DO THIS: Retype every entry exactly, character for character.
--- Begin SUPPLIED RECORDS ---
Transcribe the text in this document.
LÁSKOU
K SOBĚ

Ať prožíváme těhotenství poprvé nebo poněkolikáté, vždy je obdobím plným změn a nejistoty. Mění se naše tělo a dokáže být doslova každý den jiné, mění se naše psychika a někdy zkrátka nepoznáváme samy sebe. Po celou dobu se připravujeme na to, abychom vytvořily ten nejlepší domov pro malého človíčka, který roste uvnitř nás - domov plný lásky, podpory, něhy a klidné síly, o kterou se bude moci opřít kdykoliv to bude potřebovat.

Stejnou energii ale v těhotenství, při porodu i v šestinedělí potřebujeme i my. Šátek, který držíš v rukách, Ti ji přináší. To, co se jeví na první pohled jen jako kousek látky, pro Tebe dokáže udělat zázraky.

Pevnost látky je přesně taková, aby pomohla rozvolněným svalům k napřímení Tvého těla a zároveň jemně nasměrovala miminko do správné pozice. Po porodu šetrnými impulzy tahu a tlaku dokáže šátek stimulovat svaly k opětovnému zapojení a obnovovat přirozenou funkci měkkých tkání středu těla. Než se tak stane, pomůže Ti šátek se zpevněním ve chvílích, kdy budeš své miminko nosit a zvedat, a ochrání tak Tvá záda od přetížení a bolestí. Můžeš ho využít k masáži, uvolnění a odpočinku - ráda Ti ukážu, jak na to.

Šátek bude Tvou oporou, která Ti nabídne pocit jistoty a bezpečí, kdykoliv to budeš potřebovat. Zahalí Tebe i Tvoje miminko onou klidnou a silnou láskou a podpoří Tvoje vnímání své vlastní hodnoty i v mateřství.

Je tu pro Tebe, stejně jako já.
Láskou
--- End SUPPLIED RECORDS ---
TASK OUTPUT:
Transcribe the text in this document.
LÁSKOU
K SOBĚ

Ať prožíváme těhotenství poprvé nebo poněkolikáté, vždy je obdobím plným změn a nejistoty. Mění se naše tělo a dokáže být doslova každý den jiné, mění se naše psychika a někdy zkrátka nepoznáváme samy sebe. Po celou dobu se připravujeme na to, abychom vytvořily ten nejlepší domov pro malého človíčka, který roste uvnitř nás - domov plný lásky, podpory, něhy a klidné síly, o kterou se bude moci opřít kdykoliv to bude potřebovat.

Stejnou energii ale v těhotenství, při porodu i v šestinedělí potřebujeme i my. Šátek, který držíš v rukách, Ti ji přináší. To, co se jeví na první pohled jen jako kousek látky, pro Tebe dokáže udělat zázraky.

Pevnost látky je přesně taková, aby pomohla rozvolněným svalům k napřímení Tvého těla a zároveň jemně nasměrovala miminko do správné pozice. Po porodu šetrnými impulzy tahu a tlaku dokáže šátek stimulovat svaly k opětovnému zapojení a obnovovat přirozenou funkci měkkých tkání středu těla. Než se tak stane, pomůže Ti šátek se zpevněním ve chvílích, kdy budeš své miminko nosit a zvedat, a ochrání tak Tvá záda od přetížení a bolestí. Můžeš ho využít k masáži, uvolnění a odpočinku - ráda Ti ukážu, jak na to.

Šátek bude Tvou oporou, která Ti nabídne pocit jistoty a bezpečí, kdykoliv to budeš potřebovat. Zahalí Tebe i Tvoje miminko onou klidnou a silnou láskou a podpoří Tvoje vnímání své vlastní hodnoty i v mateřství.

Je tu pro Tebe, stejně jako já.
Láskou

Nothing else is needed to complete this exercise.